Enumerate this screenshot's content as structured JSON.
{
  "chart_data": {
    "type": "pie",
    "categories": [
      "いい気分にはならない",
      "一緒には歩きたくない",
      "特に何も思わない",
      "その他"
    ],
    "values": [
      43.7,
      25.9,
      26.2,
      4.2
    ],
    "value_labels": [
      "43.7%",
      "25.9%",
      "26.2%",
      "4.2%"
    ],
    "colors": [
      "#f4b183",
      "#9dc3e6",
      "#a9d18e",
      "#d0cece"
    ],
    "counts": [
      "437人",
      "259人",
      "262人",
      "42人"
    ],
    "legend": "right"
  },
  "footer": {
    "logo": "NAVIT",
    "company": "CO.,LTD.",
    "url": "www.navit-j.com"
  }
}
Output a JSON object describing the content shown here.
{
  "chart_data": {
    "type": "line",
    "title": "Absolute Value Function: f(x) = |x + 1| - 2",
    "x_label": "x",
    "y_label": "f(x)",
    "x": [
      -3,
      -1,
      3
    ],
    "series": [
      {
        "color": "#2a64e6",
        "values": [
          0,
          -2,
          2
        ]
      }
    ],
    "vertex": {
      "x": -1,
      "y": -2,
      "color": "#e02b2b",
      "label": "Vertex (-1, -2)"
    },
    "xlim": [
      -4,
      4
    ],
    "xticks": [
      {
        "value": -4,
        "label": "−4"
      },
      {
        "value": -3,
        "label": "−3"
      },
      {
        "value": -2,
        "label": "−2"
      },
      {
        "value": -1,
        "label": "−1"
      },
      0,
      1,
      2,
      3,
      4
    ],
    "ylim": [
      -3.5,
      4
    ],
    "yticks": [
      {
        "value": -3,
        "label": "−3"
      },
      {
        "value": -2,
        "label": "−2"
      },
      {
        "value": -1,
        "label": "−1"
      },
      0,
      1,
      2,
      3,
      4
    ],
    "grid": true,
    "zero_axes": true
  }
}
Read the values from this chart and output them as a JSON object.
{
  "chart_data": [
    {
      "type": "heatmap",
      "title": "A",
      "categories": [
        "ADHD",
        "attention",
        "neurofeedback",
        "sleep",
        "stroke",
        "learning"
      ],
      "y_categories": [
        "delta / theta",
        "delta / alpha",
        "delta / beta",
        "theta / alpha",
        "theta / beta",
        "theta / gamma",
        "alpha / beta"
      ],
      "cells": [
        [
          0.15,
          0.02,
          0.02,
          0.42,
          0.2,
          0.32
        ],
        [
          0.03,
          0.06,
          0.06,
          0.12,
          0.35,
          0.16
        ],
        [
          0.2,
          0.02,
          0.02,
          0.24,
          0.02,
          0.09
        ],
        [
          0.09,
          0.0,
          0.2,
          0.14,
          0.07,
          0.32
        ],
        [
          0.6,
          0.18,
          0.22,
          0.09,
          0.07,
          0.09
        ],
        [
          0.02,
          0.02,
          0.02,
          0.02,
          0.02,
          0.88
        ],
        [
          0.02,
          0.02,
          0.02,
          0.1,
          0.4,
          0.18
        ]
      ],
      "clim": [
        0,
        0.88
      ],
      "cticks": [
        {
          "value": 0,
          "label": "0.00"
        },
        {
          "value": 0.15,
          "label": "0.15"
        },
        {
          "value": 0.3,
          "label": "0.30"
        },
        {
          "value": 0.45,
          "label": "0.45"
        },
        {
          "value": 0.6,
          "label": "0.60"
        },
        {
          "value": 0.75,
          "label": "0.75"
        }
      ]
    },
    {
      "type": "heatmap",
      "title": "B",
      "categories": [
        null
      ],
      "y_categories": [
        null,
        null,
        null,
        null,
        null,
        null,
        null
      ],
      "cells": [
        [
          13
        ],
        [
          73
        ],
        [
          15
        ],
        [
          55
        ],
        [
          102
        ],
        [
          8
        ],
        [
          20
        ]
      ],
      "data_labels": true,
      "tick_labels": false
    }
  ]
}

********

Copy all of the data exactly.

Enumerate this screenshot's content as structured JSON.
{
  "chart_data": {
    "type": "pie",
    "categories": [
      "いい気分にはならない",
      "一緒には歩きたくない",
      "特に何も思わない",
      "その他"
    ],
    "values": [
      43.7,
      25.9,
      26.2,
      4.2
    ],
    "value_labels": [
      "43.7%",
      "25.9%",
      "26.2%",
      "4.2%"
    ],
    "colors": [
      "#f4b183",
      "#9dc3e6",
      "#a9d18e",
      "#d0cece"
    ],
    "counts": [
      "437人",
      "259人",
      "262人",
      "42人"
    ],
    "legend": "right"
  },
  "footer": {
    "logo": "NAVIT",
    "company": "CO.,LTD.",
    "url": "www.navit-j.com"
  }
}
Output a JSON object describing the content shown here.
{
  "chart_data": {
    "type": "line",
    "title": "Absolute Value Function: f(x) = |x + 1| - 2",
    "x_label": "x",
    "y_label": "f(x)",
    "x": [
      -3,
      -1,
      3
    ],
    "series": [
      {
        "color": "#2a64e6",
        "values": [
          0,
          -2,
          2
        ]
      }
    ],
    "vertex": {
      "x": -1,
      "y": -2,
      "color": "#e02b2b",
      "label": "Vertex (-1, -2)"
    },
    "xlim": [
      -4,
      4
    ],
    "xticks": [
      {
        "value": -4,
        "label": "−4"
      },
      {
        "value": -3,
        "label": "−3"
      },
      {
        "value": -2,
        "label": "−2"
      },
      {
        "value": -1,
        "label": "−1"
      },
      0,
      1,
      2,
      3,
      4
    ],
    "ylim": [
      -3.5,
      4
    ],
    "yticks": [
      {
        "value": -3,
        "label": "−3"
      },
      {
        "value": -2,
        "label": "−2"
      },
      {
        "value": -1,
        "label": "−1"
      },
      0,
      1,
      2,
      3,
      4
    ],
    "grid": true,
    "zero_axes": true
  }
}
Read the values from this chart and output them as a JSON object.
{
  "chart_data": [
    {
      "type": "heatmap",
      "title": "A",
      "categories": [
        "ADHD",
        "attention",
        "neurofeedback",
        "sleep",
        "stroke",
        "learning"
      ],
      "y_categories": [
        "delta / theta",
        "delta / alpha",
        "delta / beta",
        "theta / alpha",
        "theta / beta",
        "theta / gamma",
        "alpha / beta"
      ],
      "cells": [
        [
          0.15,
          0.02,
          0.02,
          0.42,
          0.2,
          0.32
        ],
        [
          0.03,
          0.06,
          0.06,
          0.12,
          0.35,
          0.16
        ],
        [
          0.2,
          0.02,
          0.02,
          0.24,
          0.02,
          0.09
        ],
        [
          0.09,
          0.0,
          0.2,
          0.14,
          0.07,
          0.32
        ],
        [
          0.6,
          0.18,
          0.22,
          0.09,
          0.07,
          0.09
        ],
        [
          0.02,
          0.02,
          0.02,
          0.02,
          0.02,
          0.88
        ],
        [
          0.02,
          0.02,
          0.02,
          0.1,
          0.4,
          0.18
        ]
      ],
      "clim": [
        0,
        0.88
      ],
      "cticks": [
        {
          "value": 0,
          "label": "0.00"
        },
        {
          "value": 0.15,
          "label": "0.15"
        },
        {
          "value": 0.3,
          "label": "0.30"
        },
        {
          "value": 0.45,
          "label": "0.45"
        },
        {
          "value": 0.6,
          "label": "0.60"
        },
        {
          "value": 0.75,
          "label": "0.75"
        }
      ]
    },
    {
      "type": "heatmap",
      "title": "B",
      "categories": [
        null
      ],
      "y_categories": [
        null,
        null,
        null,
        null,
        null,
        null,
        null
      ],
      "cells": [
        [
          13
        ],
        [
          73
        ],
        [
          15
        ],
        [
          55
        ],
        [
          102
        ],
        [
          8
        ],
        [
          20
        ]
      ],
      "data_labels": true,
      "tick_labels": false
    }
  ]
}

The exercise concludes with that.